Copy each of the records below line for line without changing anything. Leave the pictures out of your answer.

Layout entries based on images
-- START --

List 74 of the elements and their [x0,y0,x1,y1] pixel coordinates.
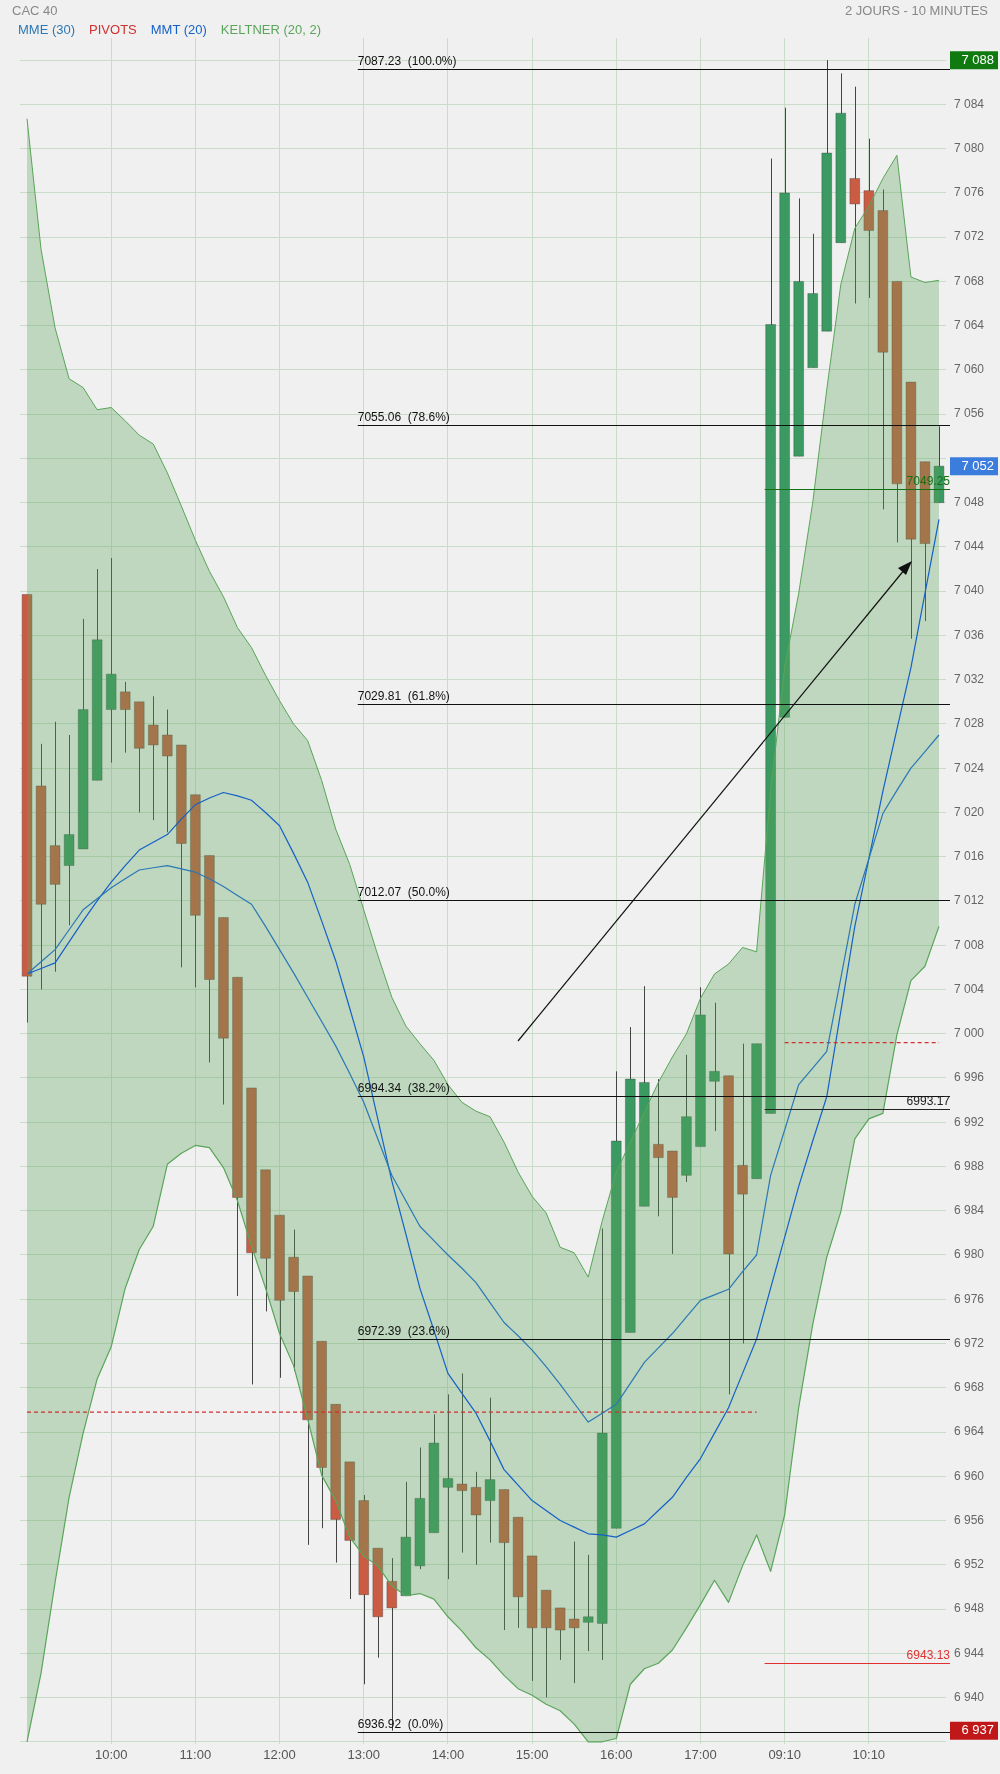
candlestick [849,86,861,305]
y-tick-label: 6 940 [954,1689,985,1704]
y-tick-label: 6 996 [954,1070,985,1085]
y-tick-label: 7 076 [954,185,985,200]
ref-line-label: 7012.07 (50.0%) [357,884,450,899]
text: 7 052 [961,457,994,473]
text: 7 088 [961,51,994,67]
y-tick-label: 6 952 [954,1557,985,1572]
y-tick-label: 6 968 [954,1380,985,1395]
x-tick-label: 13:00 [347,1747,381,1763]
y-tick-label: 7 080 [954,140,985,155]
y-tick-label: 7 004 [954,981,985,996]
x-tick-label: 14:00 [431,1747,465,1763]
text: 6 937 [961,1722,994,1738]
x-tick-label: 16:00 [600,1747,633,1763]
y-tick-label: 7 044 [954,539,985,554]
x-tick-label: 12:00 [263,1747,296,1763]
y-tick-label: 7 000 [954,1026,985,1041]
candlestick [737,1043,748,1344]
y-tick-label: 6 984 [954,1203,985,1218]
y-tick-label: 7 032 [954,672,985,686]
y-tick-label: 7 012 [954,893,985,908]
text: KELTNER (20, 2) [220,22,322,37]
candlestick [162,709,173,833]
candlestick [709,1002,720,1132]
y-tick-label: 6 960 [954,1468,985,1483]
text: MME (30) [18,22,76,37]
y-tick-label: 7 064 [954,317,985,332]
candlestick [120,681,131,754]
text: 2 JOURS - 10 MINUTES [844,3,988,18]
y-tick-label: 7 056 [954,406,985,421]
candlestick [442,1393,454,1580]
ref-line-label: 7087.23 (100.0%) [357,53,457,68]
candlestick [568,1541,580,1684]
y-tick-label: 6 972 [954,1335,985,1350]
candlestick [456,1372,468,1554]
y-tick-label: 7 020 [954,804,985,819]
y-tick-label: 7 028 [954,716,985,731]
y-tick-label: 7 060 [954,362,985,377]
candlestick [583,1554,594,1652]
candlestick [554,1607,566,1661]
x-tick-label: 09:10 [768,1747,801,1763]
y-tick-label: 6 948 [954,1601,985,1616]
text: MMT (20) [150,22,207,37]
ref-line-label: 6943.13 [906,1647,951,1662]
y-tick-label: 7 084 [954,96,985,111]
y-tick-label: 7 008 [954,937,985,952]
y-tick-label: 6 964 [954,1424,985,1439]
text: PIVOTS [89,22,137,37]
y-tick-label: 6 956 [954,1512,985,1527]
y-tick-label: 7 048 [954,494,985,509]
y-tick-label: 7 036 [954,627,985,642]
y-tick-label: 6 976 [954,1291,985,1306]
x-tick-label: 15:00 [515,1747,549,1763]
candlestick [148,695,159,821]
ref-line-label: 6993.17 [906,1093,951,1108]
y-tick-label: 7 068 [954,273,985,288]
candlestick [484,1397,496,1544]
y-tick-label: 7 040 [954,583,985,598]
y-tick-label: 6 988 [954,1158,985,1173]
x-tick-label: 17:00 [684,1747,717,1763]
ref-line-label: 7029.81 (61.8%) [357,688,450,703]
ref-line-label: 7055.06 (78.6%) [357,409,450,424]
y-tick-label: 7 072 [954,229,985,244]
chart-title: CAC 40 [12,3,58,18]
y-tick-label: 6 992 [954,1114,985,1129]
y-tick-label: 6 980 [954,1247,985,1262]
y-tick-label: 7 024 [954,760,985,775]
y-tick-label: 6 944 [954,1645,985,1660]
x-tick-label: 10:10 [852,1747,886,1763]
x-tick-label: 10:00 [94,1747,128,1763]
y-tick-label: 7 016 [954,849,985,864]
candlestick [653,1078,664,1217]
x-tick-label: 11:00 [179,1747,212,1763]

-- END --

* The result *
List 74 of the elements and their [x0,y0,x1,y1] pixel coordinates.
candlestick [849,86,861,305]
y-tick-label: 6 940 [954,1689,985,1704]
y-tick-label: 6 996 [954,1070,985,1085]
y-tick-label: 7 076 [954,185,985,200]
ref-line-label: 7012.07 (50.0%) [357,884,450,899]
text: 7 052 [961,457,994,473]
text: 7 088 [961,51,994,67]
y-tick-label: 6 952 [954,1557,985,1572]
y-tick-label: 6 968 [954,1380,985,1395]
x-tick-label: 13:00 [347,1747,381,1763]
y-tick-label: 7 080 [954,140,985,155]
y-tick-label: 7 004 [954,981,985,996]
x-tick-label: 14:00 [431,1747,465,1763]
text: 6 937 [961,1722,994,1738]
x-tick-label: 16:00 [600,1747,633,1763]
y-tick-label: 7 044 [954,539,985,554]
x-tick-label: 12:00 [263,1747,296,1763]
y-tick-label: 7 000 [954,1026,985,1041]
candlestick [737,1043,748,1344]
y-tick-label: 6 984 [954,1203,985,1218]
y-tick-label: 7 032 [954,672,985,686]
y-tick-label: 7 012 [954,893,985,908]
text: KELTNER (20, 2) [220,22,322,37]
candlestick [162,709,173,833]
candlestick [709,1002,720,1132]
y-tick-label: 6 960 [954,1468,985,1483]
text: MME (30) [18,22,76,37]
y-tick-label: 7 064 [954,317,985,332]
candlestick [120,681,131,754]
text: 2 JOURS - 10 MINUTES [844,3,988,18]
y-tick-label: 7 056 [954,406,985,421]
candlestick [442,1393,454,1580]
ref-line-label: 7087.23 (100.0%) [357,53,457,68]
candlestick [568,1541,580,1684]
y-tick-label: 6 972 [954,1335,985,1350]
candlestick [456,1372,468,1554]
y-tick-label: 7 020 [954,804,985,819]
y-tick-label: 7 028 [954,716,985,731]
y-tick-label: 7 060 [954,362,985,377]
candlestick [583,1554,594,1652]
candlestick [554,1607,566,1661]
x-tick-label: 09:10 [768,1747,801,1763]
y-tick-label: 6 948 [954,1601,985,1616]
text: MMT (20) [150,22,207,37]
ref-line-label: 6943.13 [906,1647,951,1662]
y-tick-label: 7 084 [954,96,985,111]
y-tick-label: 7 008 [954,937,985,952]
y-tick-label: 6 964 [954,1424,985,1439]
text: PIVOTS [89,22,137,37]
y-tick-label: 6 956 [954,1512,985,1527]
y-tick-label: 7 048 [954,494,985,509]
y-tick-label: 7 036 [954,627,985,642]
y-tick-label: 6 976 [954,1291,985,1306]
x-tick-label: 15:00 [515,1747,549,1763]
candlestick [148,695,159,821]
ref-line-label: 6993.17 [906,1093,951,1108]
y-tick-label: 7 068 [954,273,985,288]
candlestick [484,1397,496,1544]
y-tick-label: 7 040 [954,583,985,598]
y-tick-label: 6 988 [954,1158,985,1173]
x-tick-label: 17:00 [684,1747,717,1763]
ref-line-label: 7029.81 (61.8%) [357,688,450,703]
ref-line-label: 7055.06 (78.6%) [357,409,450,424]
y-tick-label: 7 072 [954,229,985,244]
chart-title: CAC 40 [12,3,58,18]
y-tick-label: 6 992 [954,1114,985,1129]
y-tick-label: 6 980 [954,1247,985,1262]
y-tick-label: 7 024 [954,760,985,775]
y-tick-label: 6 944 [954,1645,985,1660]
x-tick-label: 10:10 [852,1747,886,1763]
x-tick-label: 10:00 [94,1747,128,1763]
y-tick-label: 7 016 [954,849,985,864]
candlestick [653,1078,664,1217]
x-tick-label: 11:00 [179,1747,212,1763]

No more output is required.